---------- GIVEN DATA ----------
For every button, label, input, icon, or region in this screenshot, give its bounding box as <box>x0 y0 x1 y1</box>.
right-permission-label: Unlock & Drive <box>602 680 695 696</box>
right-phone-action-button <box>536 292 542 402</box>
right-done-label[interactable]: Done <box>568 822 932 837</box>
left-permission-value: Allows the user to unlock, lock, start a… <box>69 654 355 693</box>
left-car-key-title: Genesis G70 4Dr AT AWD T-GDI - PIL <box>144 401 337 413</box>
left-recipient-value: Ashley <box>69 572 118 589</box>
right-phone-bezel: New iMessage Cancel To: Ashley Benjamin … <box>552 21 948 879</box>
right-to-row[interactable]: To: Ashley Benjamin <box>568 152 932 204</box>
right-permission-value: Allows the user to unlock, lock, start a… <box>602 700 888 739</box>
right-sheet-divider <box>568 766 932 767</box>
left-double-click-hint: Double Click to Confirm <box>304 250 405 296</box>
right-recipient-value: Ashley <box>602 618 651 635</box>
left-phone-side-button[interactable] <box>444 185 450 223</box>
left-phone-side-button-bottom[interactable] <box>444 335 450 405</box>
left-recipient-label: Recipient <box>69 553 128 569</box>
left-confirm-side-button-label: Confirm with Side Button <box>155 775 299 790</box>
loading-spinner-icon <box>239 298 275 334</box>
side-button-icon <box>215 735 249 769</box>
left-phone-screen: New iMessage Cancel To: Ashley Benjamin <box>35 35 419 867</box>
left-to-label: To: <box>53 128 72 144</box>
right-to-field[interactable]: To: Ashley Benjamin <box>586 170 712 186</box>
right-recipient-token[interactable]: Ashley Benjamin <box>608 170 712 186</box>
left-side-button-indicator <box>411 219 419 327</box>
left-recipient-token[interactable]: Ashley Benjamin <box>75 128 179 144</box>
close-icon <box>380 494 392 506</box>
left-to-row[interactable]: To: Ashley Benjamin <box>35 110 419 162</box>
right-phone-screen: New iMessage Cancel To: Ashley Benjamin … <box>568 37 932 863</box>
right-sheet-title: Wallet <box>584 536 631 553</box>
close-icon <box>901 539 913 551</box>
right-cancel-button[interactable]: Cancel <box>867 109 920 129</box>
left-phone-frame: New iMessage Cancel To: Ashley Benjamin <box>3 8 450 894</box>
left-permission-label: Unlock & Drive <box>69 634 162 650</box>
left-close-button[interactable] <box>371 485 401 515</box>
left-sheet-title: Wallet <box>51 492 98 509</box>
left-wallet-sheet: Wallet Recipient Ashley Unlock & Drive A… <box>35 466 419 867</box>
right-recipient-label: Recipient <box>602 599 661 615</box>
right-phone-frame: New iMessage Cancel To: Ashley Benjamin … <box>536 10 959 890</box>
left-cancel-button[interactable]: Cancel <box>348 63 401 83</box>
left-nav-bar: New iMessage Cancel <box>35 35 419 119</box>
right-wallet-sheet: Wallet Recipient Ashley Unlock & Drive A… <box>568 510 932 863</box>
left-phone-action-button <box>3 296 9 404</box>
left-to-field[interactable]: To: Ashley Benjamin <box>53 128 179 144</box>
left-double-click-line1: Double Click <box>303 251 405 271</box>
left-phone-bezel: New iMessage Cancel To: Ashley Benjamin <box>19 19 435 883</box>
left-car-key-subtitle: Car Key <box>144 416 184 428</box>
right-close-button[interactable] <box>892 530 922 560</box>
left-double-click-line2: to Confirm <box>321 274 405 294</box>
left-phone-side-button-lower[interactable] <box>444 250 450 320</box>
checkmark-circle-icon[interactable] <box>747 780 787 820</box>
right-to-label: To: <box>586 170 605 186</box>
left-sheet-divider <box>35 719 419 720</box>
----------
▸ TASK DETAILS: Would you restate the records word for word?

▸ TASK SOLUTION:
For every button, label, input, icon, or region in this screenshot, give its bounding box as <box>x0 y0 x1 y1</box>.
right-permission-label: Unlock & Drive <box>602 680 695 696</box>
right-phone-action-button <box>536 292 542 402</box>
right-done-label[interactable]: Done <box>568 822 932 837</box>
left-permission-value: Allows the user to unlock, lock, start a… <box>69 654 355 693</box>
left-car-key-title: Genesis G70 4Dr AT AWD T-GDI - PIL <box>144 401 337 413</box>
left-recipient-value: Ashley <box>69 572 118 589</box>
right-phone-bezel: New iMessage Cancel To: Ashley Benjamin … <box>552 21 948 879</box>
right-to-row[interactable]: To: Ashley Benjamin <box>568 152 932 204</box>
right-permission-value: Allows the user to unlock, lock, start a… <box>602 700 888 739</box>
right-sheet-divider <box>568 766 932 767</box>
left-double-click-hint: Double Click to Confirm <box>304 250 405 296</box>
right-recipient-value: Ashley <box>602 618 651 635</box>
left-phone-side-button[interactable] <box>444 185 450 223</box>
left-phone-side-button-bottom[interactable] <box>444 335 450 405</box>
left-recipient-label: Recipient <box>69 553 128 569</box>
left-confirm-side-button-label: Confirm with Side Button <box>155 775 299 790</box>
loading-spinner-icon <box>239 298 275 334</box>
side-button-icon <box>215 735 249 769</box>
left-phone-screen: New iMessage Cancel To: Ashley Benjamin <box>35 35 419 867</box>
left-to-label: To: <box>53 128 72 144</box>
right-to-field[interactable]: To: Ashley Benjamin <box>586 170 712 186</box>
right-recipient-token[interactable]: Ashley Benjamin <box>608 170 712 186</box>
left-side-button-indicator <box>411 219 419 327</box>
left-recipient-token[interactable]: Ashley Benjamin <box>75 128 179 144</box>
close-icon <box>380 494 392 506</box>
left-to-row[interactable]: To: Ashley Benjamin <box>35 110 419 162</box>
right-phone-screen: New iMessage Cancel To: Ashley Benjamin … <box>568 37 932 863</box>
right-sheet-title: Wallet <box>584 536 631 553</box>
close-icon <box>901 539 913 551</box>
right-cancel-button[interactable]: Cancel <box>867 109 920 129</box>
left-phone-frame: New iMessage Cancel To: Ashley Benjamin <box>3 8 450 894</box>
left-permission-label: Unlock & Drive <box>69 634 162 650</box>
left-close-button[interactable] <box>371 485 401 515</box>
left-sheet-title: Wallet <box>51 492 98 509</box>
left-wallet-sheet: Wallet Recipient Ashley Unlock & Drive A… <box>35 466 419 867</box>
right-recipient-label: Recipient <box>602 599 661 615</box>
right-phone-frame: New iMessage Cancel To: Ashley Benjamin … <box>536 10 959 890</box>
left-cancel-button[interactable]: Cancel <box>348 63 401 83</box>
left-nav-bar: New iMessage Cancel <box>35 35 419 119</box>
right-wallet-sheet: Wallet Recipient Ashley Unlock & Drive A… <box>568 510 932 863</box>
left-phone-action-button <box>3 296 9 404</box>
left-to-field[interactable]: To: Ashley Benjamin <box>53 128 179 144</box>
left-double-click-line1: Double Click <box>303 251 405 271</box>
left-phone-bezel: New iMessage Cancel To: Ashley Benjamin <box>19 19 435 883</box>
left-car-key-subtitle: Car Key <box>144 416 184 428</box>
right-close-button[interactable] <box>892 530 922 560</box>
left-double-click-line2: to Confirm <box>321 274 405 294</box>
left-phone-side-button-lower[interactable] <box>444 250 450 320</box>
checkmark-circle-icon[interactable] <box>747 780 787 820</box>
right-to-label: To: <box>586 170 605 186</box>
left-sheet-divider <box>35 719 419 720</box>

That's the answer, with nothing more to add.